| WHAT IS BEING ASKED |
Track down each line that has the word "Japanese" and copy it.

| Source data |
..............................

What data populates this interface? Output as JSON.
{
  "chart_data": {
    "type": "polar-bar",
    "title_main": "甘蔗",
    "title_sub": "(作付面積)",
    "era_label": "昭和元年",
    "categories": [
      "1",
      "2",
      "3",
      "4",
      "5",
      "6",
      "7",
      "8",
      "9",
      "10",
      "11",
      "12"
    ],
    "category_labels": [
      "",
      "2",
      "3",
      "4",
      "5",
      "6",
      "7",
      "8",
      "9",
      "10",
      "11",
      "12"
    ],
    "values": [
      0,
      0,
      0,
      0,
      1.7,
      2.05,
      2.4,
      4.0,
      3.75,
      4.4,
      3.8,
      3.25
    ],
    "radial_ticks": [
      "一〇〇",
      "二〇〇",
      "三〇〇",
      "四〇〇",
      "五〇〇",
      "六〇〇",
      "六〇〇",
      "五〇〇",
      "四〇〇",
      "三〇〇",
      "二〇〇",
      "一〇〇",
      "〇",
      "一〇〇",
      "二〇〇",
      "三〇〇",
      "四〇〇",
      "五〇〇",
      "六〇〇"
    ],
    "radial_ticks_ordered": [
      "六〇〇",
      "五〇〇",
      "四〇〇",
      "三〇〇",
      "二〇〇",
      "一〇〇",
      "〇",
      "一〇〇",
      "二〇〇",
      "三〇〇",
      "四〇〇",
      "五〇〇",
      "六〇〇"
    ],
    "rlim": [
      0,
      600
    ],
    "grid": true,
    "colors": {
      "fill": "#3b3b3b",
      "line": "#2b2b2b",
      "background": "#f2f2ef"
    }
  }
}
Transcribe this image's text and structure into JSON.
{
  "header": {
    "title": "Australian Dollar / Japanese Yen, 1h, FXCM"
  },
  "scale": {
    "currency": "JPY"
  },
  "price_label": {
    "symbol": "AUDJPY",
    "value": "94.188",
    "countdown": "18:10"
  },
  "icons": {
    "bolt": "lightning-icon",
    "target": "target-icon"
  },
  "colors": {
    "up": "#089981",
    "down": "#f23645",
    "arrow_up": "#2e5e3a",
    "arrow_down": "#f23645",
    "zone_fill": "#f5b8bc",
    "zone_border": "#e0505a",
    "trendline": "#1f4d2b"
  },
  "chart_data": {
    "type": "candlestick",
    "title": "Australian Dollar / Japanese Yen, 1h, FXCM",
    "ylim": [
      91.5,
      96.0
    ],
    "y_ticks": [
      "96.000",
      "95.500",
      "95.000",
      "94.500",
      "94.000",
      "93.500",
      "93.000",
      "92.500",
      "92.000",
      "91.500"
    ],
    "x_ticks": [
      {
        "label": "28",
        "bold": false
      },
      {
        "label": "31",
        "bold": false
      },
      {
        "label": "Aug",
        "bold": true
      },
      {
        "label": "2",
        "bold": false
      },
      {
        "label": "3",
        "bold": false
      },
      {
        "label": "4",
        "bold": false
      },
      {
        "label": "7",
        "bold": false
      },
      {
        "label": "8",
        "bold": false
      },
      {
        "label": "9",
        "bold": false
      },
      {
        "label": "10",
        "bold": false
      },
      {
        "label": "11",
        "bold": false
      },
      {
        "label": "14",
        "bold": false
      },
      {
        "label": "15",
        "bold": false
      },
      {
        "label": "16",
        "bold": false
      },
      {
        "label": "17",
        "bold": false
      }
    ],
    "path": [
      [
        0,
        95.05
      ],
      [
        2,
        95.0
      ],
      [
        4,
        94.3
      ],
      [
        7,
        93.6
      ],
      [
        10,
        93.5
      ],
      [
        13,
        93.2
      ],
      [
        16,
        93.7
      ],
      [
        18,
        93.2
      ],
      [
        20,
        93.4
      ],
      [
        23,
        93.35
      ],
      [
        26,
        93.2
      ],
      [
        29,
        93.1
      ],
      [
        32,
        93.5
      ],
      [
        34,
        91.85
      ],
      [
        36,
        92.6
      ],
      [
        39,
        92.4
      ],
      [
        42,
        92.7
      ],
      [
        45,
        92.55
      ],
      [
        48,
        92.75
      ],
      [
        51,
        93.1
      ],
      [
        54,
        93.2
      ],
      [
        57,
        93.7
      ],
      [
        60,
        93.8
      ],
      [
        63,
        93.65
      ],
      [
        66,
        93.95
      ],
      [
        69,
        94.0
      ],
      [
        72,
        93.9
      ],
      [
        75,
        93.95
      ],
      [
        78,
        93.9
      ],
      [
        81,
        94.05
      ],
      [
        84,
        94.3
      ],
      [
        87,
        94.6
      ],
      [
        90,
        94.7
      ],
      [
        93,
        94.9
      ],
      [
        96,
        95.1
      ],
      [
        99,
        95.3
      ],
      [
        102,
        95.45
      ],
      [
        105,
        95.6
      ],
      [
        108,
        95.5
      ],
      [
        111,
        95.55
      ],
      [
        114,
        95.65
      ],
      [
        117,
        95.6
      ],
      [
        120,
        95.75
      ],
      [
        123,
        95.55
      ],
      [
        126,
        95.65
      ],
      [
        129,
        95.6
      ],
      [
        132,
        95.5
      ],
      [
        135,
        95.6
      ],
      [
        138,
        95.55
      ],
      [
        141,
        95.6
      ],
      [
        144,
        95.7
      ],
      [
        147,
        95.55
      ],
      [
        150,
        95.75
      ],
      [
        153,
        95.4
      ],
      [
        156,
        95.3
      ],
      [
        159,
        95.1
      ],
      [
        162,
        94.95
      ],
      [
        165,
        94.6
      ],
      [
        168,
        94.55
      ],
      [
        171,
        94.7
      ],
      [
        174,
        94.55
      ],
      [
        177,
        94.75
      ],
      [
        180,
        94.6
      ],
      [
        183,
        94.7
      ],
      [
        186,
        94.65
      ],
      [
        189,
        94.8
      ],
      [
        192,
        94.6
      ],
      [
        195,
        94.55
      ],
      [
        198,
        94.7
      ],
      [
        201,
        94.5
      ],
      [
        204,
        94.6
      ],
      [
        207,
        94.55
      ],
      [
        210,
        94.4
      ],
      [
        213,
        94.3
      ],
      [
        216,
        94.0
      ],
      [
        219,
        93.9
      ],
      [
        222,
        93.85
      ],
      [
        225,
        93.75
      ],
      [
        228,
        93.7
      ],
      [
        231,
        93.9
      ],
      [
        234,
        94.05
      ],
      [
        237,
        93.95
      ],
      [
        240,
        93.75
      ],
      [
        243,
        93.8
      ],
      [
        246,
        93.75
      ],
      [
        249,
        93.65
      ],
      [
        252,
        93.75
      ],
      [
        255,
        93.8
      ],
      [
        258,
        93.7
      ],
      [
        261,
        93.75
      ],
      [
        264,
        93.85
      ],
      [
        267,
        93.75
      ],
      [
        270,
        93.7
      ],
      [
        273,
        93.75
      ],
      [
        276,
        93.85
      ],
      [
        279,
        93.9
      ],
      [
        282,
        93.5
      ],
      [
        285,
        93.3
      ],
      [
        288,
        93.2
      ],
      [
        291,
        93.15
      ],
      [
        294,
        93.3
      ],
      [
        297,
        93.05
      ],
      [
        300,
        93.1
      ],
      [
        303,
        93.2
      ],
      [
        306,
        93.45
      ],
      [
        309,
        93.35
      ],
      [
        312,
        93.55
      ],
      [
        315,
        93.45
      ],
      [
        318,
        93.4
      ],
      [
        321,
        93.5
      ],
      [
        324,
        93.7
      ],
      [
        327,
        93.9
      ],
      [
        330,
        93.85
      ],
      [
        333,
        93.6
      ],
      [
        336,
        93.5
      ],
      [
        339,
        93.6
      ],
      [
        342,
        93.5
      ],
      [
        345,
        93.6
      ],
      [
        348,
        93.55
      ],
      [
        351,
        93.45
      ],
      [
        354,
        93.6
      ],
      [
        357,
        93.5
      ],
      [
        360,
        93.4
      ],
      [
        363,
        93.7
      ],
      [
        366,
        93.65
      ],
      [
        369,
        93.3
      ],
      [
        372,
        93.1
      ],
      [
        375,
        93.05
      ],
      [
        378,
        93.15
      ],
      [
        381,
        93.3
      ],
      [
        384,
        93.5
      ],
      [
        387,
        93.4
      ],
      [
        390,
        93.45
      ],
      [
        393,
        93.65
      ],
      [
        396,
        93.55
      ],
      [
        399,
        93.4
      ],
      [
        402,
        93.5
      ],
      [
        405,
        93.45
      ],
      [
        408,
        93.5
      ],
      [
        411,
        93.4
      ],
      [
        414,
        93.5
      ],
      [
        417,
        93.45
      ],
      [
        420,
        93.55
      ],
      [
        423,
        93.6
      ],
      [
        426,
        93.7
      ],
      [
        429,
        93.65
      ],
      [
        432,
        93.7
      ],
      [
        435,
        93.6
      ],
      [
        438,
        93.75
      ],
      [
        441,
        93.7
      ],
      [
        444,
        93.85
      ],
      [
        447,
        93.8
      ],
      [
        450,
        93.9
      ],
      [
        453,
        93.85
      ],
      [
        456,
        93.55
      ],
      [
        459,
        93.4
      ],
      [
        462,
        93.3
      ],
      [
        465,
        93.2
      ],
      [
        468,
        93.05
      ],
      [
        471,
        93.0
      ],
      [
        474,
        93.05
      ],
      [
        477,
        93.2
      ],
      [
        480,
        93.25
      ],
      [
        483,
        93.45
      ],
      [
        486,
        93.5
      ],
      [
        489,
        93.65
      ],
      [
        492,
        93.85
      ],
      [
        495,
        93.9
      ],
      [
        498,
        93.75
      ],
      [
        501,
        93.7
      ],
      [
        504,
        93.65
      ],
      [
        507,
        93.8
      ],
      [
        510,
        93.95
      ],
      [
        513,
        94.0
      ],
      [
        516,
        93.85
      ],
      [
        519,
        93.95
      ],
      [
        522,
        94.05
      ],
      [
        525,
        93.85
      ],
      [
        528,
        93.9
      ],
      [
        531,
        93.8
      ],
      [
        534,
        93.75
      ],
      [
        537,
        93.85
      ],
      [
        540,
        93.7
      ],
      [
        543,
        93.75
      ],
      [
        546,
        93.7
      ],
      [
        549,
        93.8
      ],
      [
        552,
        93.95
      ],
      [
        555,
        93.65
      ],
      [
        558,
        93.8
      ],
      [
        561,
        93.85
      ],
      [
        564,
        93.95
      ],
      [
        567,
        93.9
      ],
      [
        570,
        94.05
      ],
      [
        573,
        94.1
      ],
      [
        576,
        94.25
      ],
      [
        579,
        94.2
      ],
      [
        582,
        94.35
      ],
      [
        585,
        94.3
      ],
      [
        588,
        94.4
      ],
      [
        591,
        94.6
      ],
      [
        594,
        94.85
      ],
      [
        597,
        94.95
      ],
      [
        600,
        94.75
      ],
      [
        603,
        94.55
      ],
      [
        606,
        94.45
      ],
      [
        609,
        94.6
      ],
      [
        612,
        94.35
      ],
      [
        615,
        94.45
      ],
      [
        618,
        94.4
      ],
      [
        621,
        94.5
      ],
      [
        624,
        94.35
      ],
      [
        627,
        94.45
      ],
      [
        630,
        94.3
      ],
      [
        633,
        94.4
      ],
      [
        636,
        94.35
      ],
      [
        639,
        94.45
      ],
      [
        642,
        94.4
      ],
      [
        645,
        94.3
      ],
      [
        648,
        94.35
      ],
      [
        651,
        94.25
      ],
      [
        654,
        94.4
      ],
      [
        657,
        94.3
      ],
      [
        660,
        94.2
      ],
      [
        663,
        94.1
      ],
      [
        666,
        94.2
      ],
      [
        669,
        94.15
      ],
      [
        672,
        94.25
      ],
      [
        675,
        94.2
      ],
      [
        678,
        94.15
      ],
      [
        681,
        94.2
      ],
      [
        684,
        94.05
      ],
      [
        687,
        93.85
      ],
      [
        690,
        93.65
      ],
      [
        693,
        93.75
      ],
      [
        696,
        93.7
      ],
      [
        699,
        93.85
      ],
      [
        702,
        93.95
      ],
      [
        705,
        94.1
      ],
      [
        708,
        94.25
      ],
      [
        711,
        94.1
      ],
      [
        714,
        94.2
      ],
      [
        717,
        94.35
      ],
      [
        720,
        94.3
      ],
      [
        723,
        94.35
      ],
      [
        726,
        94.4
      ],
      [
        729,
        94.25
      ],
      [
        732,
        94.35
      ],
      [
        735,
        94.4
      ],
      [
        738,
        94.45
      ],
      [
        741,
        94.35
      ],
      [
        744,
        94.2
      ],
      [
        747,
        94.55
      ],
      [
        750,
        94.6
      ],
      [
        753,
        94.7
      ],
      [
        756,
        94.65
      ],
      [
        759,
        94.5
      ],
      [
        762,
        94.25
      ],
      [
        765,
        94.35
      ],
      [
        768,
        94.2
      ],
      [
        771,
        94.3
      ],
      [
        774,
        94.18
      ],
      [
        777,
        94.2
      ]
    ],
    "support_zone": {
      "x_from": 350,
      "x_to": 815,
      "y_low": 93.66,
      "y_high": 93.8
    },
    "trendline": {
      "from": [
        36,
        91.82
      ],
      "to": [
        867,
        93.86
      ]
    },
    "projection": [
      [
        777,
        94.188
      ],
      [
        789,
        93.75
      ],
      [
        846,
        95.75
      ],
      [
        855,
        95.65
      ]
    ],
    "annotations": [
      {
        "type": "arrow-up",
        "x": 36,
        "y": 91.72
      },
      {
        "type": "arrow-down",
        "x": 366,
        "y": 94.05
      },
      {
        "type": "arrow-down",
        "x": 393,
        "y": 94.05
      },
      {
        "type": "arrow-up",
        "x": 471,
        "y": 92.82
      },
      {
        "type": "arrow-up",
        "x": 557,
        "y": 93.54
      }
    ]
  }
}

..............................

| SOLUTION FOR THIS EXERCISE |
    "title": "Australian Dollar / Japanese Yen, 1h, FXCM"
    "title": "Australian Dollar / Japanese Yen, 1h, FXCM",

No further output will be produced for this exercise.